» **Given task**: The listing beneath should be written out in full, exactly as shown.

» **Listing**:
** begin **

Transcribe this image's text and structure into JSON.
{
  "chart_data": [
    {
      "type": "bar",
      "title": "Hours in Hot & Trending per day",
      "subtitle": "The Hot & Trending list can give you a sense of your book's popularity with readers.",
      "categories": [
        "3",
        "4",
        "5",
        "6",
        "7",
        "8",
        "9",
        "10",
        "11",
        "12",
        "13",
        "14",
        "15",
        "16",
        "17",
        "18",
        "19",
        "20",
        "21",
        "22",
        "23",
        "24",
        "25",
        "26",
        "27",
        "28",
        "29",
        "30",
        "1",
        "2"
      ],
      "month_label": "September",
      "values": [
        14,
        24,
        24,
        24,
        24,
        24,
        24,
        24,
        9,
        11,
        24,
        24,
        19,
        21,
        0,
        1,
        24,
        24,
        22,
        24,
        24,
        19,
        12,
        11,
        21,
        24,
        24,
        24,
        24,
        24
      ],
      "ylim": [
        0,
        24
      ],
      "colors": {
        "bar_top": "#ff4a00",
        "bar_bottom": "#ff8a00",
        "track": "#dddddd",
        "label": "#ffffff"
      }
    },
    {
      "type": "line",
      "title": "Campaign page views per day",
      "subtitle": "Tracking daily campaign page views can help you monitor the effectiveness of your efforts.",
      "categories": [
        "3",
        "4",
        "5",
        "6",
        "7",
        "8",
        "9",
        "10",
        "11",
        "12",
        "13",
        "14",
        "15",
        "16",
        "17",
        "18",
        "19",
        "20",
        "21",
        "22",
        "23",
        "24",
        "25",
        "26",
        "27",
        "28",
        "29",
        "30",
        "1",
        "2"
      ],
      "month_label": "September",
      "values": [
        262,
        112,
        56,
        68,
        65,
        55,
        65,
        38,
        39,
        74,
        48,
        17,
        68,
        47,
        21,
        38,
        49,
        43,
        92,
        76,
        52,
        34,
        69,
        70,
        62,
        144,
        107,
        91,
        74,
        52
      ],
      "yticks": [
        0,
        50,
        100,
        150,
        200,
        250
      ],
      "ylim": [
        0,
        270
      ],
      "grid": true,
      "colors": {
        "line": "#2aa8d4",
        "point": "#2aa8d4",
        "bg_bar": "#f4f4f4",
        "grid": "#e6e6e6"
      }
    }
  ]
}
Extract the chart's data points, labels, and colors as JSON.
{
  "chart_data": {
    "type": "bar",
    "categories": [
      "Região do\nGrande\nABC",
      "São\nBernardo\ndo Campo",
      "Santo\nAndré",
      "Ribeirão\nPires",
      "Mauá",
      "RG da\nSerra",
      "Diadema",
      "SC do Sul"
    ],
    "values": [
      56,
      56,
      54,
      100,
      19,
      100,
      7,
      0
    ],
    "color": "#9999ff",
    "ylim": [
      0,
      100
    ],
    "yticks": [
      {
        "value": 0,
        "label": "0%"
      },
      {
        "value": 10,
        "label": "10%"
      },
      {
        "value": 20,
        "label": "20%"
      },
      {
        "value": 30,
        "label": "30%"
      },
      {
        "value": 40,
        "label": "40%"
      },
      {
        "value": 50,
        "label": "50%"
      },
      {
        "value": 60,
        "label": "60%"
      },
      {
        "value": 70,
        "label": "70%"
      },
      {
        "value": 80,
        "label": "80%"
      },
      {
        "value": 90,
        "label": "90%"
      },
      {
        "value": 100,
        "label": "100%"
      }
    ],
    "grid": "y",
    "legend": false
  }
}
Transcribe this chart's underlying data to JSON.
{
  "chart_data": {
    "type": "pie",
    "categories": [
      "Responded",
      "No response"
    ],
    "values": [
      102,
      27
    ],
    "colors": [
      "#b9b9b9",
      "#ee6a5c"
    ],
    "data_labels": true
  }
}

** end **

» **Solution to the exercise**:
Transcribe this image's text and structure into JSON.
{
  "chart_data": [
    {
      "type": "bar",
      "title": "Hours in Hot & Trending per day",
      "subtitle": "The Hot & Trending list can give you a sense of your book's popularity with readers.",
      "categories": [
        "3",
        "4",
        "5",
        "6",
        "7",
        "8",
        "9",
        "10",
        "11",
        "12",
        "13",
        "14",
        "15",
        "16",
        "17",
        "18",
        "19",
        "20",
        "21",
        "22",
        "23",
        "24",
        "25",
        "26",
        "27",
        "28",
        "29",
        "30",
        "1",
        "2"
      ],
      "month_label": "September",
      "values": [
        14,
        24,
        24,
        24,
        24,
        24,
        24,
        24,
        9,
        11,
        24,
        24,
        19,
        21,
        0,
        1,
        24,
        24,
        22,
        24,
        24,
        19,
        12,
        11,
        21,
        24,
        24,
        24,
        24,
        24
      ],
      "ylim": [
        0,
        24
      ],
      "colors": {
        "bar_top": "#ff4a00",
        "bar_bottom": "#ff8a00",
        "track": "#dddddd",
        "label": "#ffffff"
      }
    },
    {
      "type": "line",
      "title": "Campaign page views per day",
      "subtitle": "Tracking daily campaign page views can help you monitor the effectiveness of your efforts.",
      "categories": [
        "3",
        "4",
        "5",
        "6",
        "7",
        "8",
        "9",
        "10",
        "11",
        "12",
        "13",
        "14",
        "15",
        "16",
        "17",
        "18",
        "19",
        "20",
        "21",
        "22",
        "23",
        "24",
        "25",
        "26",
        "27",
        "28",
        "29",
        "30",
        "1",
        "2"
      ],
      "month_label": "September",
      "values": [
        262,
        112,
        56,
        68,
        65,
        55,
        65,
        38,
        39,
        74,
        48,
        17,
        68,
        47,
        21,
        38,
        49,
        43,
        92,
        76,
        52,
        34,
        69,
        70,
        62,
        144,
        107,
        91,
        74,
        52
      ],
      "yticks": [
        0,
        50,
        100,
        150,
        200,
        250
      ],
      "ylim": [
        0,
        270
      ],
      "grid": true,
      "colors": {
        "line": "#2aa8d4",
        "point": "#2aa8d4",
        "bg_bar": "#f4f4f4",
        "grid": "#e6e6e6"
      }
    }
  ]
}
Extract the chart's data points, labels, and colors as JSON.
{
  "chart_data": {
    "type": "bar",
    "categories": [
      "Região do\nGrande\nABC",
      "São\nBernardo\ndo Campo",
      "Santo\nAndré",
      "Ribeirão\nPires",
      "Mauá",
      "RG da\nSerra",
      "Diadema",
      "SC do Sul"
    ],
    "values": [
      56,
      56,
      54,
      100,
      19,
      100,
      7,
      0
    ],
    "color": "#9999ff",
    "ylim": [
      0,
      100
    ],
    "yticks": [
      {
        "value": 0,
        "label": "0%"
      },
      {
        "value": 10,
        "label": "10%"
      },
      {
        "value": 20,
        "label": "20%"
      },
      {
        "value": 30,
        "label": "30%"
      },
      {
        "value": 40,
        "label": "40%"
      },
      {
        "value": 50,
        "label": "50%"
      },
      {
        "value": 60,
        "label": "60%"
      },
      {
        "value": 70,
        "label": "70%"
      },
      {
        "value": 80,
        "label": "80%"
      },
      {
        "value": 90,
        "label": "90%"
      },
      {
        "value": 100,
        "label": "100%"
      }
    ],
    "grid": "y",
    "legend": false
  }
}
Transcribe this chart's underlying data to JSON.
{
  "chart_data": {
    "type": "pie",
    "categories": [
      "Responded",
      "No response"
    ],
    "values": [
      102,
      27
    ],
    "colors": [
      "#b9b9b9",
      "#ee6a5c"
    ],
    "data_labels": true
  }
}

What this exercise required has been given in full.